▸ **SELECTION**
::::::

You Know I’m No Good: 2016 Election Polls and Predictive Analytics

While the excitement and emotions of this past election work themselves out in the populace at large, as a writer and contributor to the use of predictive analytics, I find the discussion about “where the polls went wrong” to be of most interest.  This is an important discussion, because the most reliable polling organizations–those that have proven themselves out by being right consistently on a whole host of issues since most of the world moved to digitization and the Internet of Things in their daily lives–seemed to be dead wrong in certain of their predictions.  I say certain because the polls were not completely wrong.

For partisans who point to Brexit and polling in the U.K., I hasten to add that this is comparing apples to oranges.  The major U.S. polling organizations that use aggregation and Bayesian modeling did not poll Brexit.  In fact, there was one reliable U.K. polling organization that did note two factors:  one was that the trend in the final days was toward Brexit, and the other is that the final result was based on turnout, where greater turnout favored the “stay” vote.

But aside from these general details, this issue is of interest in project management because, unlike national and state polling, where there are sufficient numbers to support significance, at the micro-microeconomic level of project management we deal with very small datasets that expand the range of probable results.  This is not an insignificant point that has been made time-and-time again over the years, particularly given single-point estimates using limited time-phased data absent a general model that provides insight into what are the likeliest results.  This last point is important.

So let’s look at the national polls on the eve of the election according to RealClear.  IBD/TIPP Tracking had it Trump +2 at +/-3.1% in a four way race.  LA Times/USC had it Trump +3 at the 95% confidence interval, which essentially means tied.  Bloomberg had Clinton +3, CBS had Clinton +4, Fox had Clinton +4, Reuters/Ipsos had Clinton +3, ABC/WashPost, Monmouth, Economist/YouGov, Rasmussen, and NBC/SM had Clinton +2 to +6.  The margin for error for almost all of these polls varies from +/-3% to +/-4%.

As of this writing Clinton sits at about +1.8% nationally, the votes are still coming in and continue to confirm her popular vote lead, currently standing at about 300,000 votes.  Of the polls cited, Rasmussen was the closest to the final result.  Virtually every other poll, however, except IBD/TIPP, was within the margin of error.

The polling that was off in predicting the election were those that aggregated polls along with state polls, adjusted polling based on non-direct polling indicators, and/or then projected the chances of winning based on the probable electoral vote totals.  This is where things were off.

Among the most popular of these sites is Nate Silver’s FiveThirtyEight blog.  Silver established his bonafides in 2008 by picking winners with incredible accuracy, particularly at the state level, and subsequently in his work at the New York Times which continued to prove the efficacy of data in predictive analytics in everything from elections to sports.  Since that time his significant reputation has only grown.

What Silver does is determine the probability of an electoral outcome by using poll results that are transparent in their methodologies and that have a high level of confidence.  Silver’s was the most conservative of these types of polling organizations.  On the eve of the election Silver gave Clinton a 71% chance of winning the presidency. The other organizations that use poll aggregation, poll normalization, or other adjusting indicators (such as betting odds, financial market indicators, and political science indicators) include the New York Times Upshot (Clinton 85%), HuffPost (Clinton 98%), PredictWise (Clinton 89%), Princeton (Clinton >99%), DailyKos (Clinton 92%), Cook (Lean Clinton), Roth (Lean Clinton), and Sabato (Lean Clinton).

::::::

▸ **STORED DATA**
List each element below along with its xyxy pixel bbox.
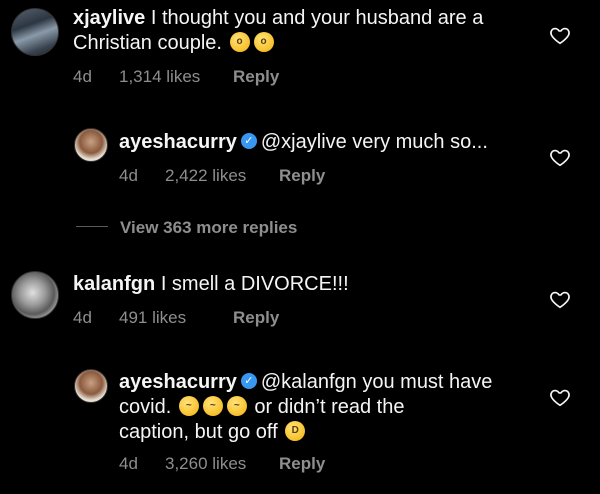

::::::

▸ **YOUR TASKS**
A. Answer these from the article on 2016 election polls, one line each:
(i) Of the national polls cited, which came closest to the final result?
(ii) What chance of winning the presidency did Silver give Clinton on the eve of the election?
(iii) Which two factors did one reliable U.K. polling organization note about Brexit?
B. Sum up the article on 2016 election polls in two sentences.
C. According to the article on 2016 election polls, why is pointing to Brexit polling a comparison of apples to oranges? Answer in one or two sentences.

▸ **RESULTS FOR THE EXERCISE**
A.
(i) Rasmussen.
(ii) 71%.
(iii) The trend in the final days was toward Brexit, and the final result depended on turnout, with greater turnout favoring the "stay" vote.

B. The national polls on the eve of the election were mostly within their margins of error, with Rasmussen closest to the final result and only IBD/TIPP outside the margin. The forecasts that went wrong were the ones that aggregated national and state polls, adjusted them with other indicators, and projected chances of winning from likely electoral votes, with outlets such as FiveThirtyEight, the New York Times Upshot, and HuffPost giving Clinton chances from 71% to over 99%.

C. The major U.S. polling organizations that use aggregation and Bayesian modeling did not poll Brexit, so their results can't be judged by how the Brexit polls turned out.